RECORDS FOR PROCESSING:
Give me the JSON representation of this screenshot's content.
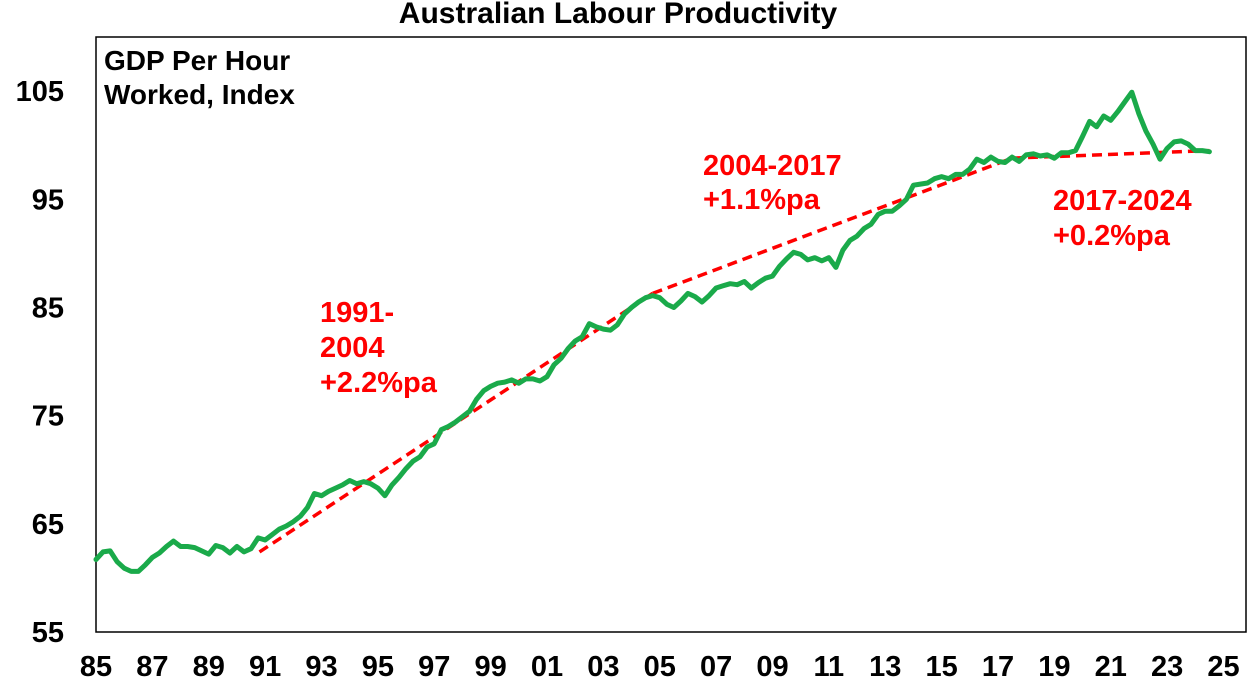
{
  "chart_data": {
    "type": "line",
    "title": "Australian Labour Productivity",
    "series_label_lines": [
      "GDP Per Hour",
      "Worked, Index"
    ],
    "ylim": [
      55,
      110
    ],
    "yticks": [
      55,
      65,
      75,
      85,
      95,
      105
    ],
    "xlim": [
      1985,
      2025.8
    ],
    "xticks": [
      {
        "value": 1985,
        "label": "85"
      },
      {
        "value": 1987,
        "label": "87"
      },
      {
        "value": 1989,
        "label": "89"
      },
      {
        "value": 1991,
        "label": "91"
      },
      {
        "value": 1993,
        "label": "93"
      },
      {
        "value": 1995,
        "label": "95"
      },
      {
        "value": 1997,
        "label": "97"
      },
      {
        "value": 1999,
        "label": "99"
      },
      {
        "value": 2001,
        "label": "01"
      },
      {
        "value": 2003,
        "label": "03"
      },
      {
        "value": 2005,
        "label": "05"
      },
      {
        "value": 2007,
        "label": "07"
      },
      {
        "value": 2009,
        "label": "09"
      },
      {
        "value": 2011,
        "label": "11"
      },
      {
        "value": 2013,
        "label": "13"
      },
      {
        "value": 2015,
        "label": "15"
      },
      {
        "value": 2017,
        "label": "17"
      },
      {
        "value": 2019,
        "label": "19"
      },
      {
        "value": 2021,
        "label": "21"
      },
      {
        "value": 2023,
        "label": "23"
      },
      {
        "value": 2025,
        "label": "25"
      }
    ],
    "colors": {
      "line": "#1aaa4a",
      "trend": "#ff0000",
      "axis": "#000000"
    },
    "series": [
      {
        "points": [
          [
            1985.0,
            61.7
          ],
          [
            1985.25,
            62.4
          ],
          [
            1985.5,
            62.5
          ],
          [
            1985.75,
            61.5
          ],
          [
            1986.0,
            60.9
          ],
          [
            1986.25,
            60.6
          ],
          [
            1986.5,
            60.6
          ],
          [
            1986.75,
            61.2
          ],
          [
            1987.0,
            61.9
          ],
          [
            1987.25,
            62.3
          ],
          [
            1987.5,
            62.9
          ],
          [
            1987.75,
            63.4
          ],
          [
            1988.0,
            62.9
          ],
          [
            1988.25,
            62.9
          ],
          [
            1988.5,
            62.8
          ],
          [
            1988.75,
            62.5
          ],
          [
            1989.0,
            62.2
          ],
          [
            1989.25,
            63.0
          ],
          [
            1989.5,
            62.8
          ],
          [
            1989.75,
            62.3
          ],
          [
            1990.0,
            62.9
          ],
          [
            1990.25,
            62.4
          ],
          [
            1990.5,
            62.7
          ],
          [
            1990.75,
            63.7
          ],
          [
            1991.0,
            63.5
          ],
          [
            1991.25,
            64.0
          ],
          [
            1991.5,
            64.5
          ],
          [
            1991.75,
            64.8
          ],
          [
            1992.0,
            65.2
          ],
          [
            1992.25,
            65.7
          ],
          [
            1992.5,
            66.5
          ],
          [
            1992.75,
            67.8
          ],
          [
            1993.0,
            67.6
          ],
          [
            1993.25,
            68.0
          ],
          [
            1993.5,
            68.3
          ],
          [
            1993.75,
            68.6
          ],
          [
            1994.0,
            69.0
          ],
          [
            1994.25,
            68.7
          ],
          [
            1994.5,
            68.9
          ],
          [
            1994.75,
            68.7
          ],
          [
            1995.0,
            68.3
          ],
          [
            1995.25,
            67.6
          ],
          [
            1995.5,
            68.6
          ],
          [
            1995.75,
            69.3
          ],
          [
            1996.0,
            70.1
          ],
          [
            1996.25,
            70.8
          ],
          [
            1996.5,
            71.2
          ],
          [
            1996.75,
            72.1
          ],
          [
            1997.0,
            72.4
          ],
          [
            1997.25,
            73.7
          ],
          [
            1997.5,
            74.0
          ],
          [
            1997.75,
            74.4
          ],
          [
            1998.0,
            74.9
          ],
          [
            1998.25,
            75.4
          ],
          [
            1998.5,
            76.5
          ],
          [
            1998.75,
            77.3
          ],
          [
            1999.0,
            77.7
          ],
          [
            1999.25,
            78.0
          ],
          [
            1999.5,
            78.1
          ],
          [
            1999.75,
            78.3
          ],
          [
            2000.0,
            78.0
          ],
          [
            2000.25,
            78.4
          ],
          [
            2000.5,
            78.4
          ],
          [
            2000.75,
            78.2
          ],
          [
            2001.0,
            78.6
          ],
          [
            2001.25,
            79.7
          ],
          [
            2001.5,
            80.3
          ],
          [
            2001.75,
            81.2
          ],
          [
            2002.0,
            81.9
          ],
          [
            2002.25,
            82.3
          ],
          [
            2002.5,
            83.5
          ],
          [
            2002.75,
            83.2
          ],
          [
            2003.0,
            83.0
          ],
          [
            2003.25,
            82.9
          ],
          [
            2003.5,
            83.4
          ],
          [
            2003.75,
            84.4
          ],
          [
            2004.0,
            85.0
          ],
          [
            2004.25,
            85.5
          ],
          [
            2004.5,
            85.9
          ],
          [
            2004.75,
            86.1
          ],
          [
            2005.0,
            85.9
          ],
          [
            2005.25,
            85.3
          ],
          [
            2005.5,
            85.0
          ],
          [
            2005.75,
            85.6
          ],
          [
            2006.0,
            86.3
          ],
          [
            2006.25,
            86.0
          ],
          [
            2006.5,
            85.5
          ],
          [
            2006.75,
            86.1
          ],
          [
            2007.0,
            86.8
          ],
          [
            2007.25,
            87.0
          ],
          [
            2007.5,
            87.2
          ],
          [
            2007.75,
            87.1
          ],
          [
            2008.0,
            87.4
          ],
          [
            2008.25,
            86.8
          ],
          [
            2008.5,
            87.3
          ],
          [
            2008.75,
            87.7
          ],
          [
            2009.0,
            87.9
          ],
          [
            2009.25,
            88.8
          ],
          [
            2009.5,
            89.5
          ],
          [
            2009.75,
            90.1
          ],
          [
            2010.0,
            89.9
          ],
          [
            2010.25,
            89.4
          ],
          [
            2010.5,
            89.6
          ],
          [
            2010.75,
            89.3
          ],
          [
            2011.0,
            89.6
          ],
          [
            2011.25,
            88.7
          ],
          [
            2011.5,
            90.3
          ],
          [
            2011.75,
            91.2
          ],
          [
            2012.0,
            91.6
          ],
          [
            2012.25,
            92.3
          ],
          [
            2012.5,
            92.7
          ],
          [
            2012.75,
            93.6
          ],
          [
            2013.0,
            93.9
          ],
          [
            2013.25,
            93.9
          ],
          [
            2013.5,
            94.4
          ],
          [
            2013.75,
            95.0
          ],
          [
            2014.0,
            96.3
          ],
          [
            2014.25,
            96.4
          ],
          [
            2014.5,
            96.5
          ],
          [
            2014.75,
            96.9
          ],
          [
            2015.0,
            97.1
          ],
          [
            2015.25,
            96.9
          ],
          [
            2015.5,
            97.3
          ],
          [
            2015.75,
            97.3
          ],
          [
            2016.0,
            97.8
          ],
          [
            2016.25,
            98.7
          ],
          [
            2016.5,
            98.4
          ],
          [
            2016.75,
            98.9
          ],
          [
            2017.0,
            98.5
          ],
          [
            2017.25,
            98.4
          ],
          [
            2017.5,
            98.9
          ],
          [
            2017.75,
            98.5
          ],
          [
            2018.0,
            99.1
          ],
          [
            2018.25,
            99.2
          ],
          [
            2018.5,
            99.0
          ],
          [
            2018.75,
            99.1
          ],
          [
            2019.0,
            98.8
          ],
          [
            2019.25,
            99.3
          ],
          [
            2019.5,
            99.3
          ],
          [
            2019.75,
            99.5
          ],
          [
            2020.0,
            100.8
          ],
          [
            2020.25,
            102.2
          ],
          [
            2020.5,
            101.7
          ],
          [
            2020.75,
            102.7
          ],
          [
            2021.0,
            102.3
          ],
          [
            2021.25,
            103.1
          ],
          [
            2021.5,
            104.0
          ],
          [
            2021.75,
            104.9
          ],
          [
            2022.0,
            102.9
          ],
          [
            2022.25,
            101.3
          ],
          [
            2022.5,
            100.1
          ],
          [
            2022.75,
            98.7
          ],
          [
            2023.0,
            99.7
          ],
          [
            2023.25,
            100.3
          ],
          [
            2023.5,
            100.4
          ],
          [
            2023.75,
            100.1
          ],
          [
            2024.0,
            99.5
          ],
          [
            2024.25,
            99.5
          ],
          [
            2024.5,
            99.4
          ]
        ]
      }
    ],
    "trend_lines": [
      {
        "from": [
          1990.8,
          62.4
        ],
        "to": [
          2004.75,
          86.3
        ]
      },
      {
        "from": [
          2004.75,
          86.3
        ],
        "to": [
          2017.5,
          98.8
        ]
      },
      {
        "from": [
          2017.5,
          98.8
        ],
        "to": [
          2024.5,
          99.5
        ]
      }
    ],
    "annotations": [
      {
        "lines": [
          "1991-",
          "2004",
          "+2.2%pa"
        ]
      },
      {
        "lines": [
          "2004-2017",
          "+1.1%pa"
        ]
      },
      {
        "lines": [
          "2017-2024",
          "+0.2%pa"
        ]
      }
    ]
  }
}
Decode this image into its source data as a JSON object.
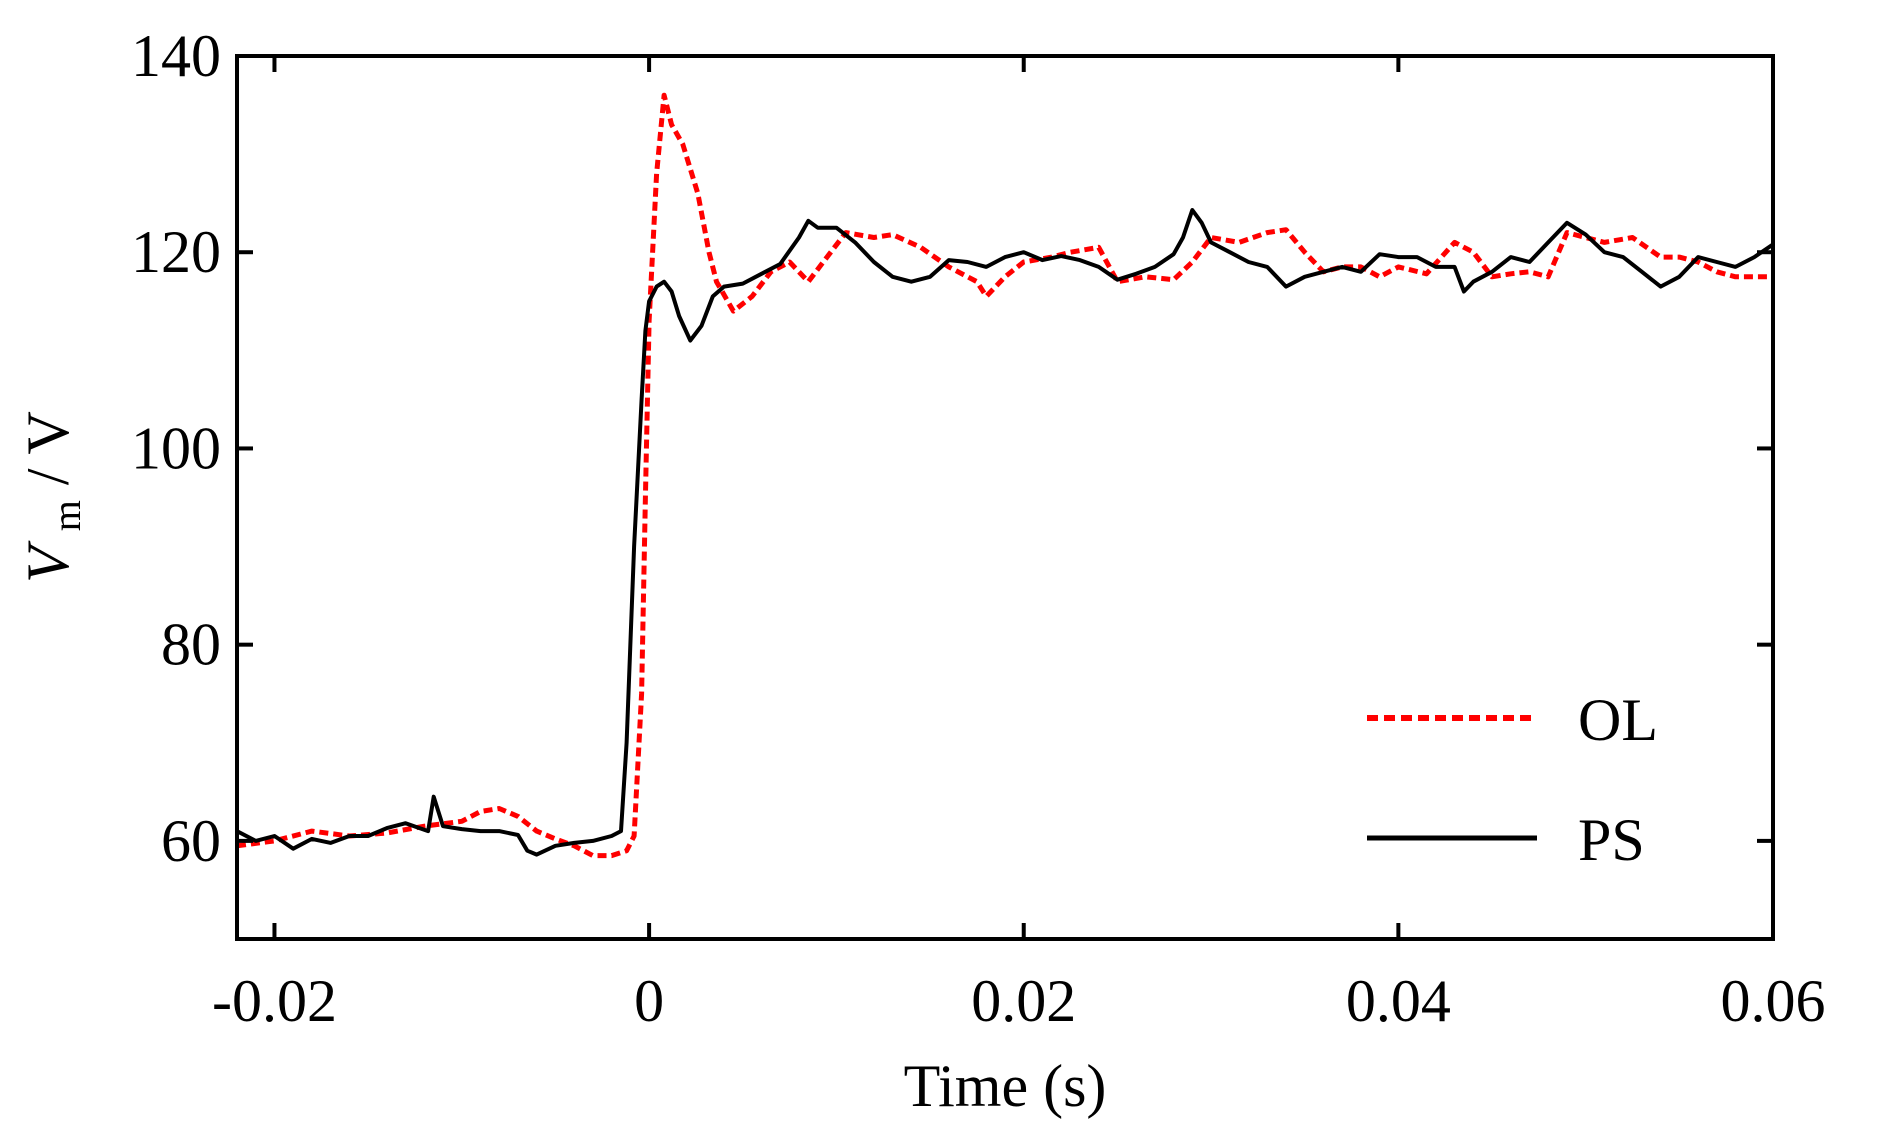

WHAT NEEDS TO BE DONE:
Return from the data every line that holds "JSON".

OUTPUT BELOW:
Give me the JSON representation of this screenshot's content.
Decode this image into its source data as a JSON object.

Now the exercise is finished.